Extract to read =
The end of the financial year is the cue for most of us to look at our financial position heading into tax time. Hopefully you’ve made progress towards your goals. But if you find that your expenses are trending higher than you’d like or—shock, horror!—higher than your income, this could be the perfect time for a fiscal makeover.
This year as you look back on what you have (or have not) achieved, why not also look ahead to where you want to be and how you plan to get there. The starting point is gathering up as much information as possible, beginning with the household budget.
You can’t set realistic financial goals and savings targets without knowing how much money you have at your disposal. If you don’t already track your income and spending, then take an annual snapshot as you go through your records to prepare your annual tax return.
Deduct your total spending from total income and what’s left is what you have to work with (see box at the end of this article). Any surplus could be used to kick start a regular savings plan. If you discover a budget black hole, use the information you’ve gathered to identify areas where you are overspending and could cut back.

Exercise 1 =
Please list every verb that the end-of-year budgeting text uses as a command to the reader.
Exercise 2 =
Resume the end-of-year budgeting text after its last sentence and carry it forward.

Dataset entries =
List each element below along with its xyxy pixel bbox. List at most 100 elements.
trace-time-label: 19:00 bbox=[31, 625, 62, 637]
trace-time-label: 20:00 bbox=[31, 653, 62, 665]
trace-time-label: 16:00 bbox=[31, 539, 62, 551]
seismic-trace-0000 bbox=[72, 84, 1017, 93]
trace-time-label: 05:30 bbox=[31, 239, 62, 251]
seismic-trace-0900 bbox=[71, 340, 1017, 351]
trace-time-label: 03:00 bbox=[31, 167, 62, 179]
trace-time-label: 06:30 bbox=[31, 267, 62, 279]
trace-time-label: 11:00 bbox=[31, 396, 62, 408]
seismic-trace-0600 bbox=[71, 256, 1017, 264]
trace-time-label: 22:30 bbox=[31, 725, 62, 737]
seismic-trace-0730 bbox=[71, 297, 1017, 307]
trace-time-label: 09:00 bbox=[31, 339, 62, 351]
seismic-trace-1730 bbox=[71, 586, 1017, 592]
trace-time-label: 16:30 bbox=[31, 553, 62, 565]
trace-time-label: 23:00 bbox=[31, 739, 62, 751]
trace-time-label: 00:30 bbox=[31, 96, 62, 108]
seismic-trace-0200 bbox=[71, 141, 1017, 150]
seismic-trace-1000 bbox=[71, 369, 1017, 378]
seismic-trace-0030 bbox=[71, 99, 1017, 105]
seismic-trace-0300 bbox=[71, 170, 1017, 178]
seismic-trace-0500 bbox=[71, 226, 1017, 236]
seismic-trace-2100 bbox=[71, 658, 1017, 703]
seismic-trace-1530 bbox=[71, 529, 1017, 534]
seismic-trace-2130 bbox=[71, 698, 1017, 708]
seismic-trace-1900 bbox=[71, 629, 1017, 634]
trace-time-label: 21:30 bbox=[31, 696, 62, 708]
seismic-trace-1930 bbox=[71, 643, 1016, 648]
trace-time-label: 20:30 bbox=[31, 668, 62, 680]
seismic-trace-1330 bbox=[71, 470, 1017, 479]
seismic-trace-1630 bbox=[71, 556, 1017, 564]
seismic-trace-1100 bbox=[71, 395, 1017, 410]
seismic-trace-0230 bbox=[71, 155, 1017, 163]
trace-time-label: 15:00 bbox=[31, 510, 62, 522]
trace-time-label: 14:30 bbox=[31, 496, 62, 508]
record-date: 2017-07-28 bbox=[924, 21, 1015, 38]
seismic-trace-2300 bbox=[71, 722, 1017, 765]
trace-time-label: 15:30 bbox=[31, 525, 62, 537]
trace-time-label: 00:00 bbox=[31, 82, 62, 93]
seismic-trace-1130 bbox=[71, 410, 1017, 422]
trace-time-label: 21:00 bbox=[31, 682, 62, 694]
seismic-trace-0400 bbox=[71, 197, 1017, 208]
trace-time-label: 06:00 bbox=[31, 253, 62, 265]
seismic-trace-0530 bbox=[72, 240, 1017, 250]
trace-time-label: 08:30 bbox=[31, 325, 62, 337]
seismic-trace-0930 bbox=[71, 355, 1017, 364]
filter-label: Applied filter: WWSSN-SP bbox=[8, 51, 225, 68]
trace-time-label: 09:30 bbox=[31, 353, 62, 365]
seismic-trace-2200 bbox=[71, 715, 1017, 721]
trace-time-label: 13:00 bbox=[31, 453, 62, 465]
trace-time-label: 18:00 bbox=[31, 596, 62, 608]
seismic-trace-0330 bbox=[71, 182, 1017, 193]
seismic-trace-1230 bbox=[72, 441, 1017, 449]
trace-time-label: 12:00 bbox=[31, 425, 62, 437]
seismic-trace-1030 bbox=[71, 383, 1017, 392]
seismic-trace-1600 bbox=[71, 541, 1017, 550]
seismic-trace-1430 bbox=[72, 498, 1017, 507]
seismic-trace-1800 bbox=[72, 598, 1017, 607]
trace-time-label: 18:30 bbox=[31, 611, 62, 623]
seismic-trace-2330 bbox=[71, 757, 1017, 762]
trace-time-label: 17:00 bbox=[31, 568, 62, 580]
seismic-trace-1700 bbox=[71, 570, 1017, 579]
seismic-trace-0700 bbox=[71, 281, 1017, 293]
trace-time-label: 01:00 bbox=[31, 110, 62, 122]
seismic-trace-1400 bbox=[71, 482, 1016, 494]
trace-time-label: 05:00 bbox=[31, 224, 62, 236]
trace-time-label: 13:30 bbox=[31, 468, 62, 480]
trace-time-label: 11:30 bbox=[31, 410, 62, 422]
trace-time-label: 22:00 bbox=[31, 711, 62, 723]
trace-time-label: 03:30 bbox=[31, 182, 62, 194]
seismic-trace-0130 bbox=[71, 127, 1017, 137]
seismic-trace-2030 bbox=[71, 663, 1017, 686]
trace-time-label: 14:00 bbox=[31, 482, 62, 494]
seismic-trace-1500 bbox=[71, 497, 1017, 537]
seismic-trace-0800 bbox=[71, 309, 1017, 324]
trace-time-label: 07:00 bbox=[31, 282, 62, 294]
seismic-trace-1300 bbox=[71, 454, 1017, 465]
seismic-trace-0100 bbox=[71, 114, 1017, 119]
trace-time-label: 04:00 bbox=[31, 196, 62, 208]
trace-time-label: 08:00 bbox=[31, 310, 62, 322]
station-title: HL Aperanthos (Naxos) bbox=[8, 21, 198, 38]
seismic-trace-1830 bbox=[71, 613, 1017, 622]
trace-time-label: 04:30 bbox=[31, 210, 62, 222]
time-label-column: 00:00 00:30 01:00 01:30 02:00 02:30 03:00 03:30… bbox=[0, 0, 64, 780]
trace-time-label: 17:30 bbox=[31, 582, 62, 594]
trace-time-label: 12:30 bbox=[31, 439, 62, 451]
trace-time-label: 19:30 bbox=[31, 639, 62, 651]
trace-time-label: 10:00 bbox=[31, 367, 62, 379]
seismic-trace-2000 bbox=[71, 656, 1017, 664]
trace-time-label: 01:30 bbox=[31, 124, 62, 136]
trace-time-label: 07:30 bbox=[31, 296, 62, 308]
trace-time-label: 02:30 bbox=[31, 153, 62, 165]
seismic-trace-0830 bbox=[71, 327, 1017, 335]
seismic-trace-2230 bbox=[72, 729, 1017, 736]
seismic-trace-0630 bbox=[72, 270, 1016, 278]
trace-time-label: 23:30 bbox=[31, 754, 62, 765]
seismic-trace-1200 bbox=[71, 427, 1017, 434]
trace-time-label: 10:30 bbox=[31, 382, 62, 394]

Written answer 1 =
take, deduct, see, use

Written answer 2 =
Did you manage to save anything this year or are you are constantly counting on this month’s income to pay last month’s bills? Do you spend first and hope to save what’s left?
Instead of making saving an afterthought, why not pay yourself first and allocate a percentage of your income to a regular savings plan. Setting up a weekly or monthly direct debit will remove temptation and encourage you to live within your means.
If you have a mortgage this is likely to be your biggest monthly expense so it’s a good idea to check your progress at least once a year. Why not use some of the savings you’ve identified and increase your repayments to save interest? If your mortgage has a redraw facility you could use this to create a cash buffer for emergencies.
While you’re at it, go to an online financial comparison site such as Canstar, RateCity or Mozo and compare interest rates. If your rate is no longer competitive ring your lender to negotiate a better deal and consider switching loans if they won’t budge. Just beware of any exit fees.
Your home loan is not the only expense worth haggling over. These days if you want to get the best deal on your electricity, phone, internet or insurance the onus is on you to ask. Before you do, ensure you understand what your current plan/policy covers and research what’s on offer elsewhere.
Make a practice of doing this once a year, when your plan or policy is due for renewal. The savings can be substantial and can be put to much better use reducing debt or growing your wealth.
Do you know how much you have in super and how it’s invested? When you retire superannuation is likely to be your biggest asset outside the family home, yet almost one in four Australians don’t know which risk profile their super is invested in.i Not only can this cost you thousands of dollars in retirement savings, it takes only minutes to correct.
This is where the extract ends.